(Extracted data entries)
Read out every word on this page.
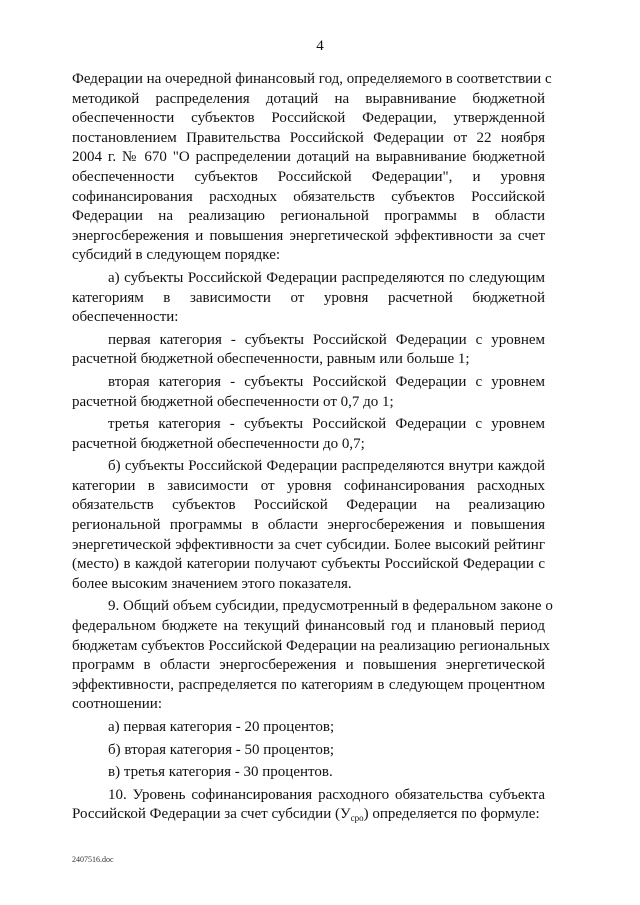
4
Федерации на очередной финансовый год, определяемого в соответствии с
методикой распределения дотаций на выравнивание бюджетной
обеспеченности субъектов Российской Федерации, утвержденной
постановлением Правительства Российской Федерации от 22 ноября
2004 г. № 670 "О распределении дотаций на выравнивание бюджетной
обеспеченности субъектов Российской Федерации", и уровня
софинансирования расходных обязательств субъектов Российской
Федерации на реализацию региональной программы в области
энергосбережения и повышения энергетической эффективности за счет
субсидий в следующем порядке:
а) субъекты Российской Федерации распределяются по следующим
категориям в зависимости от уровня расчетной бюджетной
обеспеченности:
первая категория - субъекты Российской Федерации с уровнем
расчетной бюджетной обеспеченности, равным или больше 1;
вторая категория - субъекты Российской Федерации с уровнем
расчетной бюджетной обеспеченности от 0,7 до 1;
третья категория - субъекты Российской Федерации с уровнем
расчетной бюджетной обеспеченности до 0,7;
б) субъекты Российской Федерации распределяются внутри каждой
категории в зависимости от уровня софинансирования расходных
обязательств субъектов Российской Федерации на реализацию
региональной программы в области энергосбережения и повышения
энергетической эффективности за счет субсидии. Более высокий рейтинг
(место) в каждой категории получают субъекты Российской Федерации с
более высоким значением этого показателя.
9. Общий объем субсидии, предусмотренный в федеральном законе о
федеральном бюджете на текущий финансовый год и плановый период
бюджетам субъектов Российской Федерации на реализацию региональных
программ в области энергосбережения и повышения энергетической
эффективности, распределяется по категориям в следующем процентном
соотношении:
а) первая категория - 20 процентов;
б) вторая категория - 50 процентов;
в) третья категория - 30 процентов.
10. Уровень софинансирования расходного обязательства субъекта
Российской Федерации за счет субсидии $(У_{сро})$ определяется по формуле:
2407516.doc
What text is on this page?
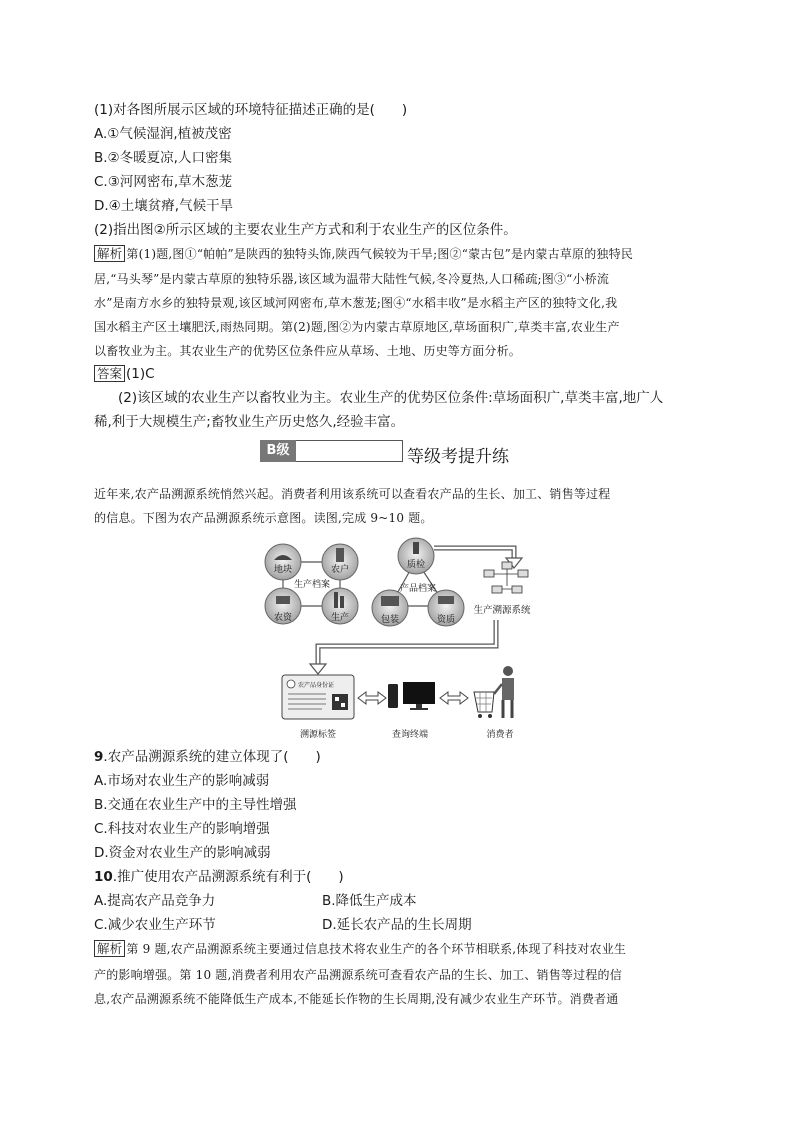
(1)对各图所展示区域的环境特征描述正确的是(　　)
A.①气候湿润,植被茂密
B.②冬暖夏凉,人口密集
C.③河网密布,草木葱茏
D.④土壤贫瘠,气候干旱
(2)指出图②所示区域的主要农业生产方式和利于农业生产的区位条件。
解析 第(1)题,图①“帕帕”是陕西的独特头饰,陕西气候较为干旱;图②“蒙古包”是内蒙古草原的独特民
居,“马头琴”是内蒙古草原的独特乐器,该区域为温带大陆性气候,冬冷夏热,人口稀疏;图③“小桥流
水”是南方水乡的独特景观,该区域河网密布,草木葱茏;图④“水稻丰收”是水稻主产区的独特文化,我
国水稻主产区土壤肥沃,雨热同期。第(2)题,图②为内蒙古草原地区,草场面积广,草类丰富,农业生产
以畜牧业为主。其农业生产的优势区位条件应从草场、土地、历史等方面分析。
答案 (1)C
(2)该区域的农业生产以畜牧业为主。农业生产的优势区位条件:草场面积广,草类丰富,地广人
稀,利于大规模生产;畜牧业生产历史悠久,经验丰富。
B级	等级考提升练
近年来,农产品溯源系统悄然兴起。消费者利用该系统可以查看农产品的生长、加工、销售等过程
的信息。下图为农产品溯源系统示意图。读图,完成 9~10 题。
地块	农户
农资	生产
生产档案
质检
包装	资质
产品档案
生产溯源系统
农产品身份证
溯源标签	查询终端	消费者
9.农产品溯源系统的建立体现了(　　)
A.市场对农业生产的影响减弱
B.交通在农业生产中的主导性增强
C.科技对农业生产的影响增强
D.资金对农业生产的影响减弱
10.推广使用农产品溯源系统有利于(　　)
A.提高农产品竞争力	B.降低生产成本
C.减少农业生产环节	D.延长农产品的生长周期
解析 第 9 题,农产品溯源系统主要通过信息技术将农业生产的各个环节相联系,体现了科技对农业生
产的影响增强。第 10 题,消费者利用农产品溯源系统可查看农产品的生长、加工、销售等过程的信
息,农产品溯源系统不能降低生产成本,不能延长作物的生长周期,没有减少农业生产环节。消费者通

▸ **Objective**:
Write every record out again exactly; no pictures belong in the copy.

▸ **Answer in full**:
Read out every word on this page.
4
Федерации на очередной финансовый год, определяемого в соответствии с
методикой распределения дотаций на выравнивание бюджетной
обеспеченности субъектов Российской Федерации, утвержденной
постановлением Правительства Российской Федерации от 22 ноября
2004 г. № 670 "О распределении дотаций на выравнивание бюджетной
обеспеченности субъектов Российской Федерации", и уровня
софинансирования расходных обязательств субъектов Российской
Федерации на реализацию региональной программы в области
энергосбережения и повышения энергетической эффективности за счет
субсидий в следующем порядке:
а) субъекты Российской Федерации распределяются по следующим
категориям в зависимости от уровня расчетной бюджетной
обеспеченности:
первая категория - субъекты Российской Федерации с уровнем
расчетной бюджетной обеспеченности, равным или больше 1;
вторая категория - субъекты Российской Федерации с уровнем
расчетной бюджетной обеспеченности от 0,7 до 1;
третья категория - субъекты Российской Федерации с уровнем
расчетной бюджетной обеспеченности до 0,7;
б) субъекты Российской Федерации распределяются внутри каждой
категории в зависимости от уровня софинансирования расходных
обязательств субъектов Российской Федерации на реализацию
региональной программы в области энергосбережения и повышения
энергетической эффективности за счет субсидии. Более высокий рейтинг
(место) в каждой категории получают субъекты Российской Федерации с
более высоким значением этого показателя.
9. Общий объем субсидии, предусмотренный в федеральном законе о
федеральном бюджете на текущий финансовый год и плановый период
бюджетам субъектов Российской Федерации на реализацию региональных
программ в области энергосбережения и повышения энергетической
эффективности, распределяется по категориям в следующем процентном
соотношении:
а) первая категория - 20 процентов;
б) вторая категория - 50 процентов;
в) третья категория - 30 процентов.
10. Уровень софинансирования расходного обязательства субъекта
Российской Федерации за счет субсидии $(У_{сро})$ определяется по формуле:
2407516.doc
What text is on this page?
(1)对各图所展示区域的环境特征描述正确的是(　　)
A.①气候湿润,植被茂密
B.②冬暖夏凉,人口密集
C.③河网密布,草木葱茏
D.④土壤贫瘠,气候干旱
(2)指出图②所示区域的主要农业生产方式和利于农业生产的区位条件。
解析 第(1)题,图①“帕帕”是陕西的独特头饰,陕西气候较为干旱;图②“蒙古包”是内蒙古草原的独特民
居,“马头琴”是内蒙古草原的独特乐器,该区域为温带大陆性气候,冬冷夏热,人口稀疏;图③“小桥流
水”是南方水乡的独特景观,该区域河网密布,草木葱茏;图④“水稻丰收”是水稻主产区的独特文化,我
国水稻主产区土壤肥沃,雨热同期。第(2)题,图②为内蒙古草原地区,草场面积广,草类丰富,农业生产
以畜牧业为主。其农业生产的优势区位条件应从草场、土地、历史等方面分析。
答案 (1)C
(2)该区域的农业生产以畜牧业为主。农业生产的优势区位条件:草场面积广,草类丰富,地广人
稀,利于大规模生产;畜牧业生产历史悠久,经验丰富。
B级	等级考提升练
近年来,农产品溯源系统悄然兴起。消费者利用该系统可以查看农产品的生长、加工、销售等过程
的信息。下图为农产品溯源系统示意图。读图,完成 9~10 题。
地块	农户
农资	生产
生产档案
质检
包装	资质
产品档案
生产溯源系统
农产品身份证
溯源标签	查询终端	消费者
9.农产品溯源系统的建立体现了(　　)
A.市场对农业生产的影响减弱
B.交通在农业生产中的主导性增强
C.科技对农业生产的影响增强
D.资金对农业生产的影响减弱
10.推广使用农产品溯源系统有利于(　　)
A.提高农产品竞争力	B.降低生产成本
C.减少农业生产环节	D.延长农产品的生长周期
解析 第 9 题,农产品溯源系统主要通过信息技术将农业生产的各个环节相联系,体现了科技对农业生
产的影响增强。第 10 题,消费者利用农产品溯源系统可查看农产品的生长、加工、销售等过程的信
息,农产品溯源系统不能降低生产成本,不能延长作物的生长周期,没有减少农业生产环节。消费者通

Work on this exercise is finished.